§ TO BE DONE
Copy out every line that contains the word "Ecrã".

[BEGIN ENTRIES SHOWN]

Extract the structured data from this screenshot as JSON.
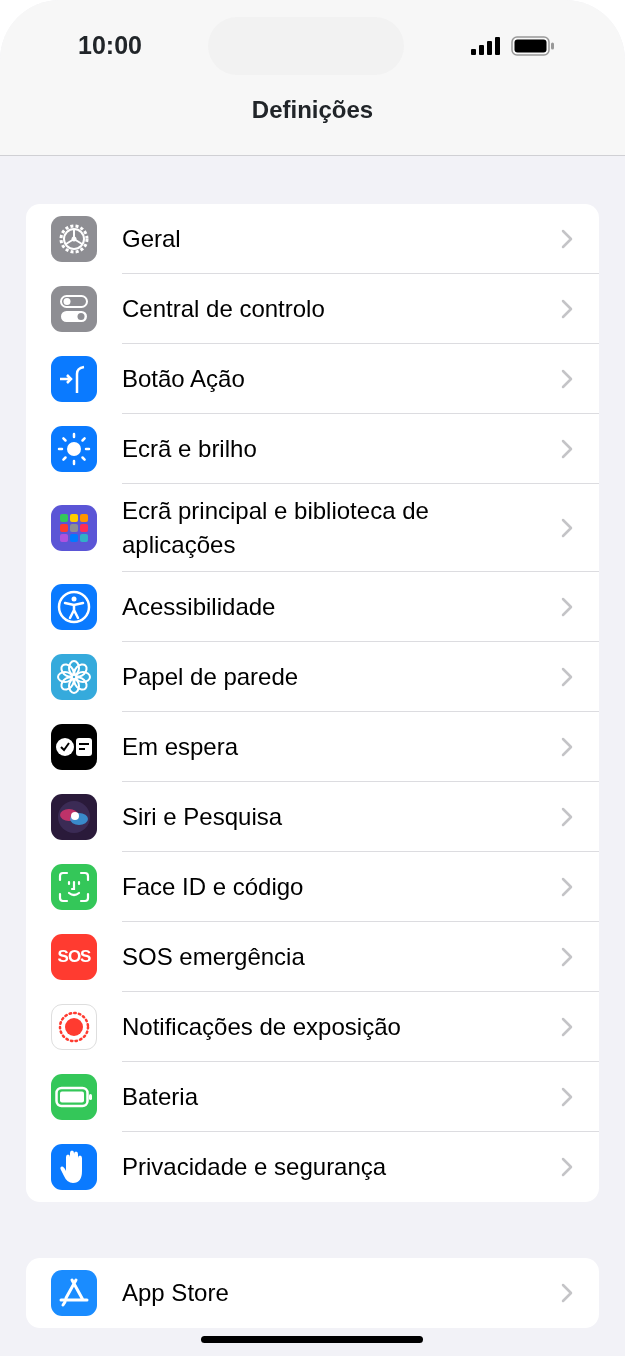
{
  "status_bar": {
    "time": "10:00"
  },
  "nav": {
    "title": "Definições"
  },
  "groups": [
    {
      "items": [
        {
          "label": "Geral",
          "kind": "gear",
          "color": "#8e8e93"
        },
        {
          "label": "Central de controlo",
          "kind": "toggles",
          "color": "#8e8e93"
        },
        {
          "label": "Botão Ação",
          "kind": "action",
          "color": "#0a7aff"
        },
        {
          "label": "Ecrã e brilho",
          "kind": "sun",
          "color": "#0a7aff"
        },
        {
          "label": "Ecrã principal e biblioteca de aplicações",
          "kind": "grid",
          "color": "#5b55d6"
        },
        {
          "label": "Acessibilidade",
          "kind": "person",
          "color": "#0a7aff"
        },
        {
          "label": "Papel de parede",
          "kind": "flower",
          "color": "#35aadc"
        },
        {
          "label": "Em espera",
          "kind": "standby",
          "color": "#000000"
        },
        {
          "label": "Siri e Pesquisa",
          "kind": "siri",
          "color": "#2a1a3a"
        },
        {
          "label": "Face ID e código",
          "kind": "face",
          "color": "#34c759"
        },
        {
          "label": "SOS emergência",
          "kind": "sos",
          "icon_text": "SOS",
          "color": "#ff3b30"
        },
        {
          "label": "Notificações de exposição",
          "kind": "exposure",
          "color": "#ffffff"
        },
        {
          "label": "Bateria",
          "kind": "battery",
          "color": "#34c759"
        },
        {
          "label": "Privacidade e segurança",
          "kind": "hand",
          "color": "#0a7aff"
        }
      ]
    },
    {
      "items": [
        {
          "label": "App Store",
          "kind": "appstore",
          "color": "#1a8cff"
        }
      ]
    }
  ]
}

[END ENTRIES SHOWN]

§ OUTPUT OF THE TASK
          "label": "Ecrã e brilho",
          "label": "Ecrã principal e biblioteca de aplicações",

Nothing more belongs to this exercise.